# OBJECTIVE:
Retype the magazine profile of Renee O'Connor starting with "The leater-clad Uberbabes" and going on through "favorite Gothic chicks.", changing nothing.

# EXCERPTED TEXT:
Curve Magazine

August Issue

Renee O'Connor

"Of Mythic Proportions"

by Katherine Derrick

In a time when Gods were a dime a dozen and Trojans meant something
totally different, there lived a legend: "Xena, Warrior Princess." At
her side was loyal comrade Gabrielle, Bard of Poteidia, the medieval Liz
Smith recording the details of their abundant adventures. These two
created just about everything: Easter Island, Stonehenge, Christmas, the
constellations. Gabrielle was a busy girl, also holding a part-time job
as the Queen of the Amazons. And all of this before daylight savings

The leater-clad Uberbabes in this live action comic book have become a
lesbian cult phenonmenon. Playing the benevolent Gabrielle to Xena's
alpha female is Renee O'Connor, a 27 year-old native Texan. Thought a
relative newcomer, O'Connor is not going unnoticed by any means. People
Magazine Online voted her one of the Most Intriguing people and one of the
Most Beautiful of 1997. With the show entering its fourth season, a big
screen animated movie in the can, action figures and accessories grossing
major retail bucks, it's official: She's become one of the nation's
favorite Gothic chicks.

O'Connor is not a lesbian, she just plays one on TV. O'Connor has a beau
of several years: Auckland, New Zealand, restaurateur Steve Muir. So, how
does a straight girl from Texas handle being a pinup girl for the lesbian
community? "It's pretty amazing. All I can do is just be's
flattering. The more the merrier."

Raised in the suburb of Katy, Texas, O'Connor began studying acting at
age 12 at Houston's Alley Theatre. Her professional acting debut was in
1989 in the Mickey Mouse Club serial "Teen Angel." O'Connor moved to L.A.
and landed roles in various television projects, including "Tales from the
Crypt," "Danielle Steele's Changes" and the ABC movie "Follow the River."
The 5'4" green-eyed blonde first came to the attentionor Renaissance
Pictures producers at a casting call. Well, perhaps they had seen her
before. "I met Renee when she came to audition for the first Hercules
movie," reports Liz Friedman, the openly gay supervising producer for
"Xena." "I'm looking at her credits and she's got this movie on there
called "The Flood", about this group of kids caught in a flood. I looked
at her and turned to the guys with me and said, 'She was the log girl.'
"We had been watching this film the day before and one of the cute
blonde teenagers is stuck in the river, there's water pouring by her,"

# DATASET RECORDS:
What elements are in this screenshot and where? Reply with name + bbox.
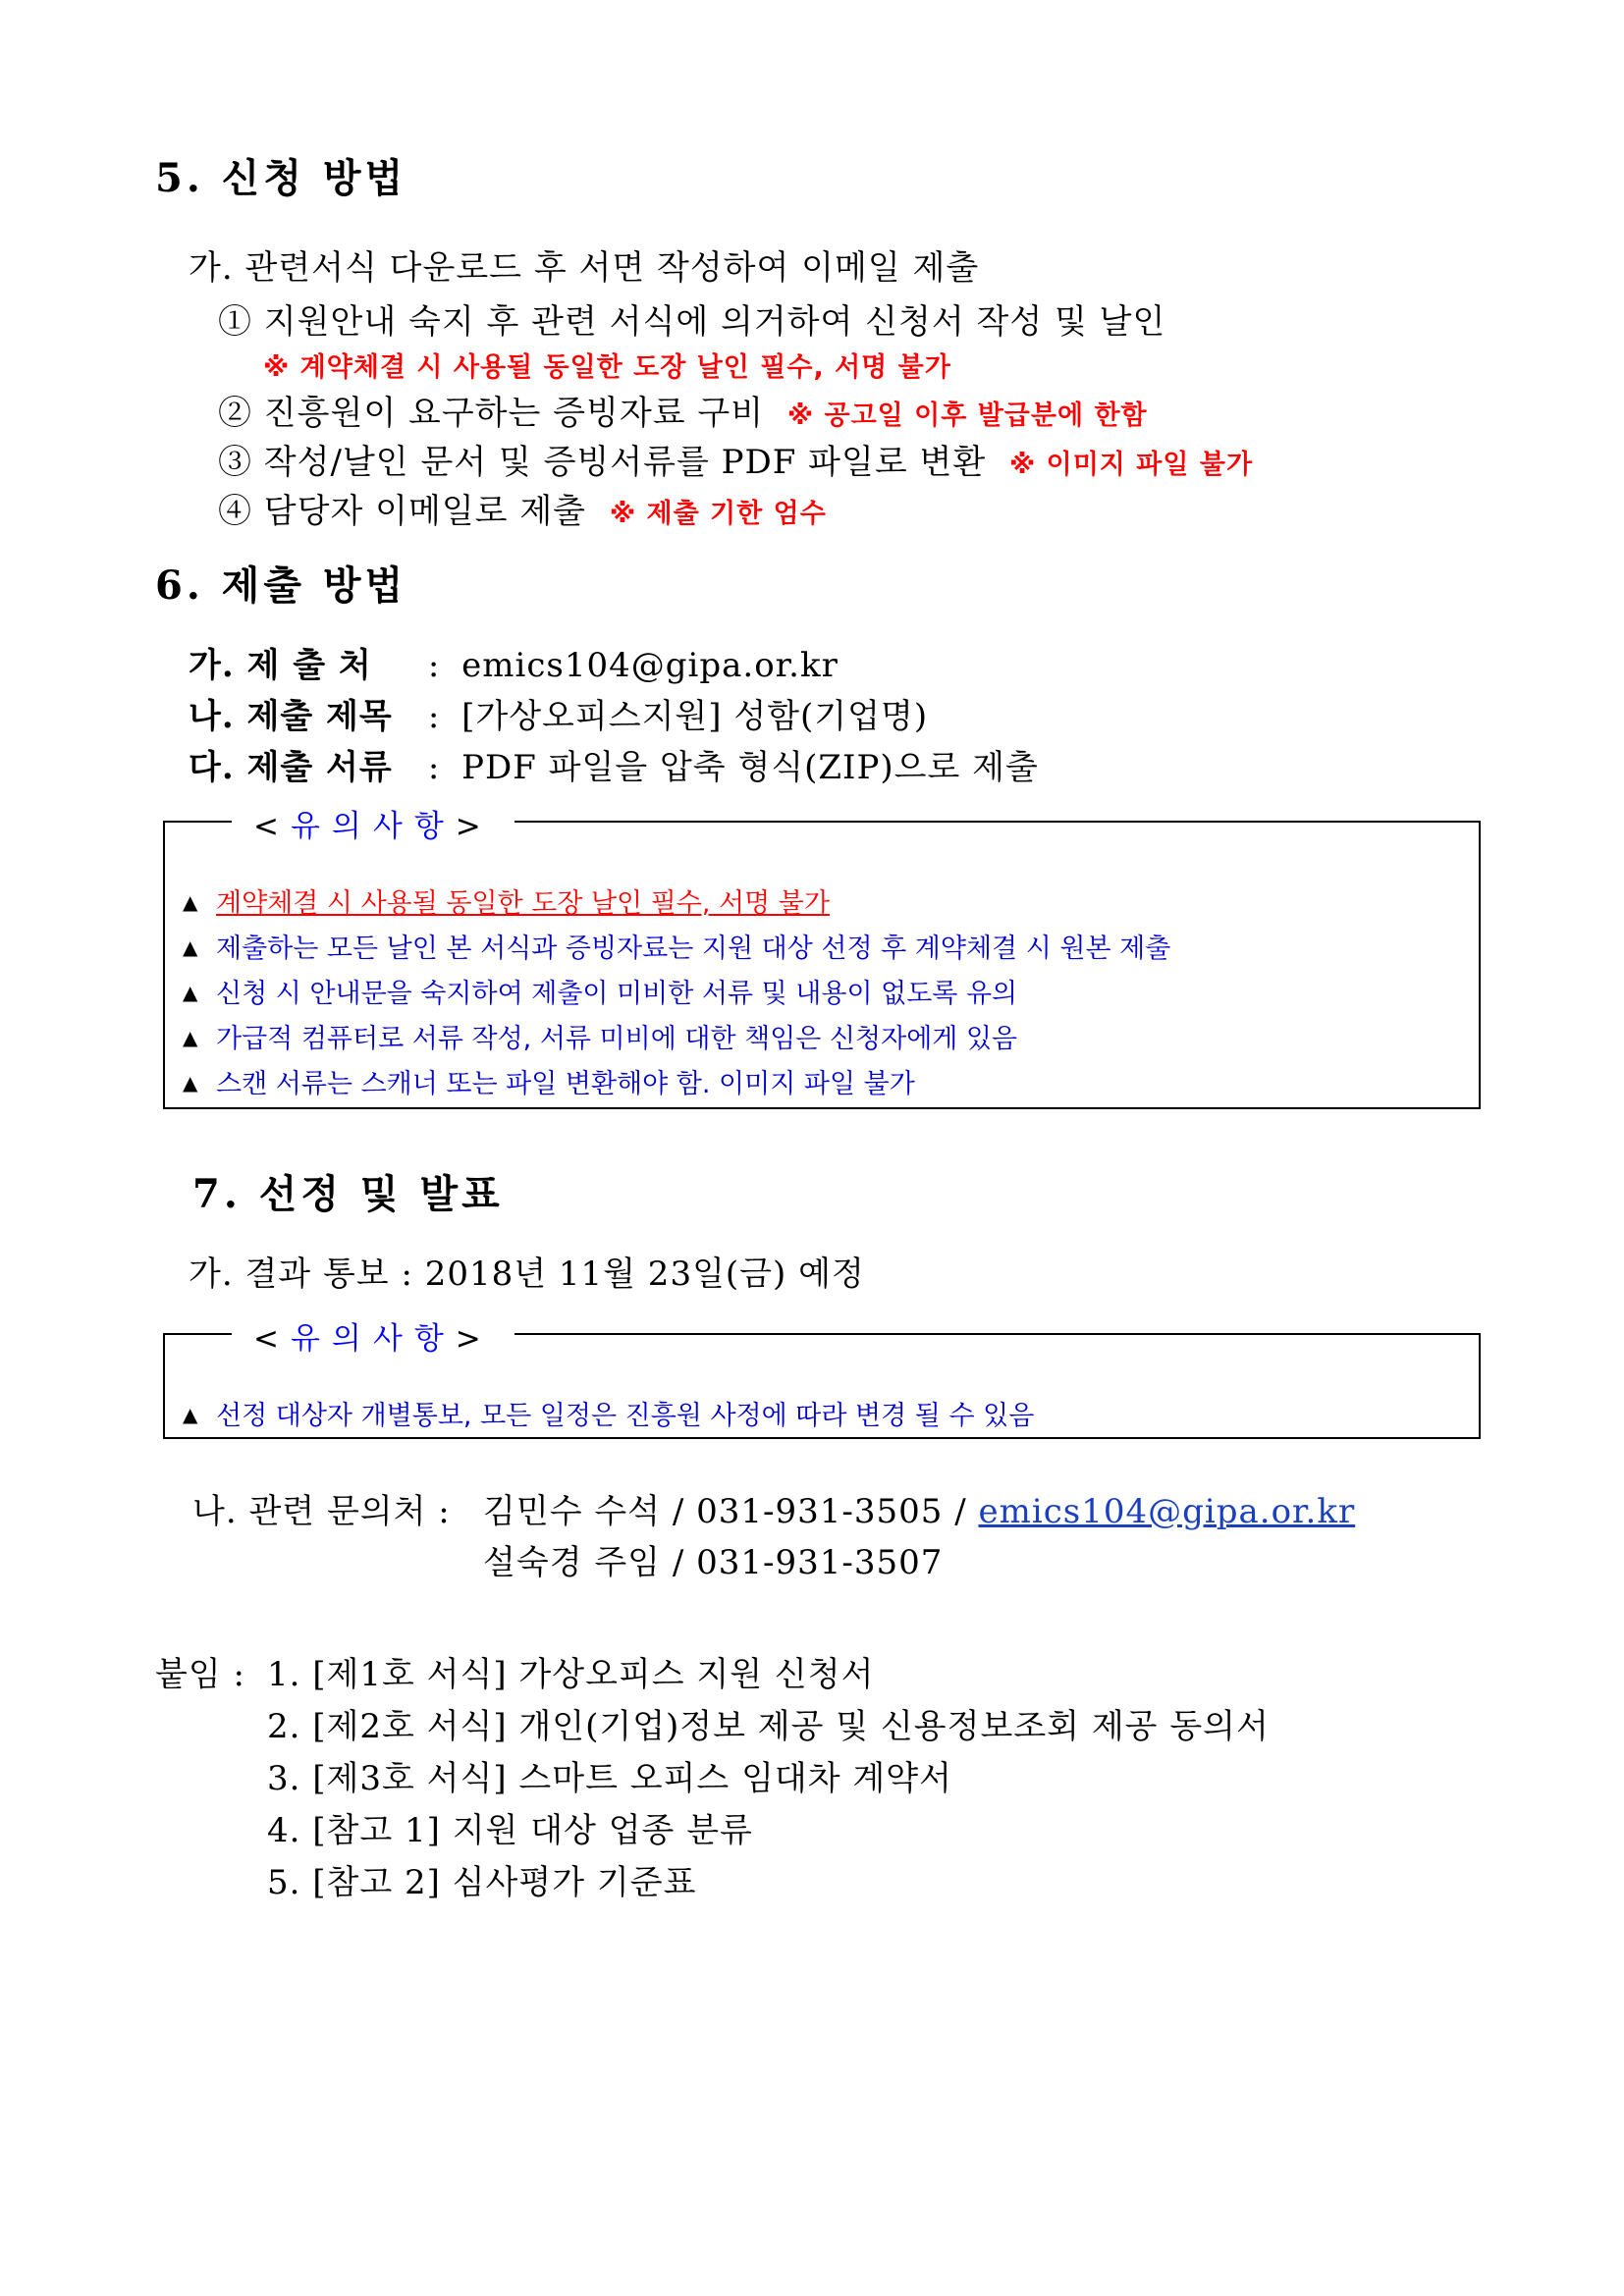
notice-title-text: 유의사항 — [290, 1321, 456, 1357]
result-notification: 가. 결과 통보 : 2018년 11월 23일(금) 예정 — [189, 1255, 865, 1294]
notice-item-text: 제출하는 모든 날인 본 서식과 증빙자료는 지원 대상 선정 후 계약체결 시 원본 제출 — [216, 934, 1171, 964]
section-5-step-1-note: ※ 계약체결 시 사용될 동일한 도장 날인 필수, 서명 불가 — [263, 352, 951, 383]
section-5-step-3 — [218, 435, 1253, 483]
submission-destination-label: 가. 제 출 처 — [189, 646, 372, 685]
attachment-item: 3. [제3호 서식] 스마트 오피스 임대차 계약서 — [267, 1759, 952, 1798]
attachment-item: 1. [제1호 서식] 가상오피스 지원 신청서 — [267, 1655, 875, 1694]
contact-1 — [483, 1484, 1355, 1532]
triangle-up-icon: ▲ — [183, 1026, 198, 1049]
triangle-up-icon: ▲ — [183, 981, 198, 1004]
triangle-up-icon: ▲ — [183, 935, 198, 959]
colon: : — [427, 697, 441, 736]
submission-documents-value: PDF 파일을 압축 형식(ZIP)으로 제출 — [461, 748, 1039, 787]
section-5-step-3-note: ※ 이미지 파일 불가 — [1009, 450, 1254, 480]
colon: : — [427, 646, 441, 685]
notice-item-text: 선정 대상자 개별통보, 모든 일정은 진흥원 사정에 따라 변경 될 수 있음 — [216, 1401, 1035, 1431]
submission-documents-row — [189, 740, 1039, 788]
notice-title-open: < — [253, 809, 291, 844]
section-5-step-3-text: ③ 작성/날인 문서 및 증빙서류를 PDF 파일로 변환 — [218, 443, 987, 482]
notice-item-text: 스캔 서류는 스캐너 또는 파일 변환해야 함. 이미지 파일 불가 — [216, 1069, 915, 1099]
notice-box-title — [232, 801, 514, 845]
contact-1-text: 김민수 수석 / 031-931-3505 / — [483, 1492, 967, 1531]
attachments-label: 붙임 : — [155, 1655, 245, 1694]
submission-subject-row — [189, 689, 928, 737]
notice-item-text: 계약체결 시 사용될 동일한 도장 날인 필수, 서명 불가 — [216, 888, 830, 919]
notice-item — [183, 927, 1170, 965]
notice-item — [183, 1062, 915, 1100]
notice-box-title — [232, 1313, 514, 1358]
section-5-step-4-text: ④ 담당자 이메일로 제출 — [218, 492, 587, 531]
section-5-step-2 — [218, 386, 1148, 434]
contact-label: 나. 관련 문의처 : — [192, 1492, 451, 1531]
section-5-step-4-note: ※ 제출 기한 엄수 — [609, 499, 827, 529]
colon: : — [427, 748, 441, 787]
notice-item-text: 신청 시 안내문을 숙지하여 제출이 미비한 서류 및 내용이 없도록 유의 — [216, 979, 1018, 1009]
contact-email-link[interactable]: emics104@gipa.or.kr — [978, 1492, 1356, 1531]
notice-title-open: < — [253, 1321, 291, 1357]
submission-destination-row — [189, 638, 839, 686]
notice-item-text: 가급적 컴퓨터로 서류 작성, 서류 미비에 대한 책임은 신청자에게 있음 — [216, 1024, 1018, 1054]
section-5-step-4 — [218, 484, 827, 532]
notice-item — [183, 1017, 1017, 1055]
attachment-item: 5. [참고 2] 심사평가 기준표 — [267, 1863, 697, 1902]
triangle-up-icon: ▲ — [183, 1071, 198, 1095]
submission-subject-label: 나. 제출 제목 — [189, 697, 393, 736]
section-5-step-1: ① 지원안내 숙지 후 관련 서식에 의거하여 신청서 작성 및 날인 — [218, 302, 1166, 342]
notice-title-text: 유의사항 — [290, 809, 456, 844]
section-5-title: 5. 신청 방법 — [155, 155, 407, 201]
notice-title-close: > — [455, 1321, 493, 1357]
section-5-step-2-text: ② 진흥원이 요구하는 증빙자료 구비 — [218, 394, 765, 433]
attachment-item: 4. [참고 1] 지원 대상 업종 분류 — [267, 1811, 753, 1850]
section-6-title: 6. 제출 방법 — [155, 562, 407, 609]
contact-2: 설숙경 주임 / 031-931-3507 — [483, 1543, 944, 1582]
submission-subject-value: [가상오피스지원] 성함(기업명) — [461, 697, 929, 736]
triangle-up-icon: ▲ — [183, 890, 198, 914]
submission-destination-value: emics104@gipa.or.kr — [461, 646, 839, 685]
section-5-step-2-note: ※ 공고일 이후 발급분에 한함 — [786, 400, 1148, 431]
section-5-item-ga: 가. 관련서식 다운로드 후 서면 작성하여 이메일 제출 — [189, 248, 980, 288]
attachment-item: 2. [제2호 서식] 개인(기업)정보 제공 및 신용정보조회 제공 동의서 — [267, 1707, 1270, 1746]
notice-item — [183, 1394, 1034, 1432]
submission-documents-label: 다. 제출 서류 — [189, 748, 393, 787]
section-7-title: 7. 선정 및 발표 — [192, 1171, 504, 1217]
notice-item — [183, 881, 830, 920]
notice-item — [183, 972, 1017, 1010]
triangle-up-icon: ▲ — [183, 1403, 198, 1426]
notice-title-close: > — [455, 809, 493, 844]
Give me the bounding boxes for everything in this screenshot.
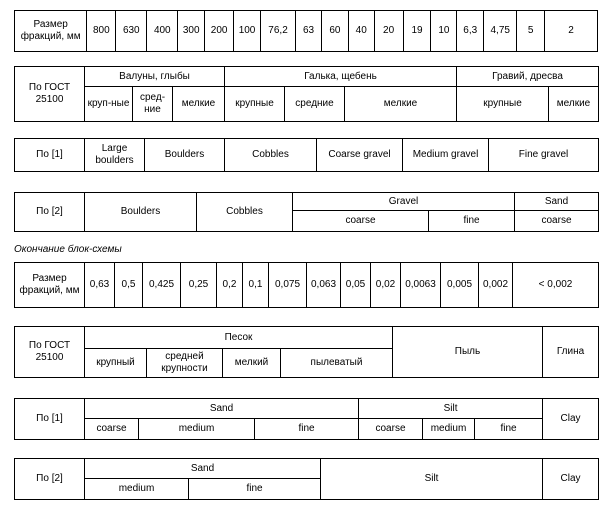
upper-ref2-table bbox=[14, 192, 599, 232]
upper-gost-table bbox=[14, 66, 599, 122]
size-value: 60 bbox=[321, 11, 348, 52]
lower-size-label: Размер фракций, мм bbox=[15, 263, 85, 308]
lower-ref1-label: По [1] bbox=[15, 399, 85, 440]
ref1-silt: Silt bbox=[359, 399, 543, 419]
size-value: 76,2 bbox=[260, 11, 295, 52]
size-value: 20 bbox=[374, 11, 403, 52]
lower-size-table bbox=[14, 262, 599, 308]
ref2-clay: Clay bbox=[543, 459, 599, 500]
size-value: 0,1 bbox=[243, 263, 269, 308]
ref1-item: Boulders bbox=[145, 139, 225, 172]
ref2-gravel: Gravel bbox=[293, 193, 515, 211]
ref2-gravel-fine: fine bbox=[429, 211, 515, 232]
size-value: 0,425 bbox=[143, 263, 181, 308]
size-value: 0,063 bbox=[307, 263, 341, 308]
continuation-caption: Окончание блок-схемы bbox=[14, 244, 122, 255]
ref1-item: Medium gravel bbox=[403, 139, 489, 172]
size-value: 5 bbox=[517, 11, 545, 52]
ref2-sand-coarse: coarse bbox=[515, 211, 599, 232]
gost-clay: Глина bbox=[543, 327, 599, 378]
ref1-sand-sub: coarse bbox=[85, 419, 139, 440]
size-value: 2 bbox=[545, 11, 598, 52]
gost-sub: мелкие bbox=[345, 87, 457, 122]
size-value: 40 bbox=[348, 11, 374, 52]
gost-sub: мелкие bbox=[549, 87, 599, 122]
upper-ref1-table bbox=[14, 138, 599, 172]
size-value: 0,002 bbox=[479, 263, 513, 308]
gost-sub: круп-ные bbox=[85, 87, 133, 122]
gost-sub: крупные bbox=[225, 87, 285, 122]
size-value: 0,005 bbox=[441, 263, 479, 308]
size-value: 100 bbox=[234, 11, 261, 52]
size-value: 63 bbox=[296, 11, 322, 52]
ref1-sand-sub: fine bbox=[255, 419, 359, 440]
upper-gost-label: По ГОСТ 25100 bbox=[15, 67, 85, 122]
ref2-sand-sub: medium bbox=[85, 479, 189, 500]
size-value: 300 bbox=[178, 11, 205, 52]
size-value: < 0,002 bbox=[513, 263, 599, 308]
upper-ref1-label: По [1] bbox=[15, 139, 85, 172]
ref1-sand: Sand bbox=[85, 399, 359, 419]
gost-sub: средние bbox=[285, 87, 345, 122]
size-value: 0,05 bbox=[341, 263, 371, 308]
gost-sand-sub: средней крупности bbox=[147, 349, 223, 378]
lower-gost-label: По ГОСТ 25100 bbox=[15, 327, 85, 378]
gost-group-boulders: Валуны, глыбы bbox=[85, 67, 225, 87]
size-value: 0,075 bbox=[269, 263, 307, 308]
size-value: 630 bbox=[116, 11, 147, 52]
size-value: 19 bbox=[403, 11, 431, 52]
lower-ref2-label: По [2] bbox=[15, 459, 85, 500]
size-value: 6,3 bbox=[457, 11, 484, 52]
size-value: 0,5 bbox=[115, 263, 143, 308]
ref1-silt-sub: fine bbox=[475, 419, 543, 440]
size-value: 200 bbox=[205, 11, 234, 52]
gost-sub: мелкие bbox=[173, 87, 225, 122]
ref2-sand-sub: fine bbox=[189, 479, 321, 500]
ref1-item: Cobbles bbox=[225, 139, 317, 172]
lower-ref2-table bbox=[14, 458, 599, 500]
lower-gost-table bbox=[14, 326, 599, 378]
gost-group-gravel: Гравий, дресва bbox=[457, 67, 599, 87]
ref2-gravel-coarse: coarse bbox=[293, 211, 429, 232]
ref1-item: Large boulders bbox=[85, 139, 145, 172]
gost-sub: сред-ние bbox=[133, 87, 173, 122]
gost-silt: Пыль bbox=[393, 327, 543, 378]
ref1-item: Coarse gravel bbox=[317, 139, 403, 172]
size-value: 0,2 bbox=[217, 263, 243, 308]
ref2-sand: Sand bbox=[515, 193, 599, 211]
size-value: 0,25 bbox=[181, 263, 217, 308]
gost-sand-sub: мелкий bbox=[223, 349, 281, 378]
upper-ref2-label: По [2] bbox=[15, 193, 85, 232]
gost-sand-sub: пылеватый bbox=[281, 349, 393, 378]
ref2-silt: Silt bbox=[321, 459, 543, 500]
gost-sub: крупные bbox=[457, 87, 549, 122]
gost-sand-sub: крупный bbox=[85, 349, 147, 378]
ref1-silt-sub: coarse bbox=[359, 419, 423, 440]
upper-size-label: Размер фракций, мм bbox=[15, 11, 87, 52]
ref1-sand-sub: medium bbox=[139, 419, 255, 440]
size-value: 4,75 bbox=[484, 11, 517, 52]
ref2-boulders: Boulders bbox=[85, 193, 197, 232]
ref2-sand-lower: Sand bbox=[85, 459, 321, 479]
size-value: 0,02 bbox=[371, 263, 401, 308]
upper-size-table bbox=[14, 10, 598, 52]
ref1-silt-sub: medium bbox=[423, 419, 475, 440]
size-value: 10 bbox=[431, 11, 457, 52]
size-value: 0,63 bbox=[85, 263, 115, 308]
lower-ref1-table bbox=[14, 398, 599, 440]
size-value: 800 bbox=[87, 11, 116, 52]
ref2-cobbles: Cobbles bbox=[197, 193, 293, 232]
ref1-clay: Clay bbox=[543, 399, 599, 440]
size-value: 400 bbox=[147, 11, 178, 52]
ref1-item: Fine gravel bbox=[489, 139, 599, 172]
gost-group-pebbles: Галька, щебень bbox=[225, 67, 457, 87]
size-value: 0,0063 bbox=[401, 263, 441, 308]
gost-sand: Песок bbox=[85, 327, 393, 349]
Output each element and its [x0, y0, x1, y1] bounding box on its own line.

# ANSWER IN FULL:
The leater-clad Uberbabes in this live action comic book have become a
lesbian cult phenonmenon. Playing the benevolent Gabrielle to Xena's
alpha female is Renee O'Connor, a 27 year-old native Texan. Thought a
relative newcomer, O'Connor is not going unnoticed by any means. People
Magazine Online voted her one of the Most Intriguing people and one of the
Most Beautiful of 1997. With the show entering its fourth season, a big
screen animated movie in the can, action figures and accessories grossing
major retail bucks, it's official: She's become one of the nation's
favorite Gothic chicks.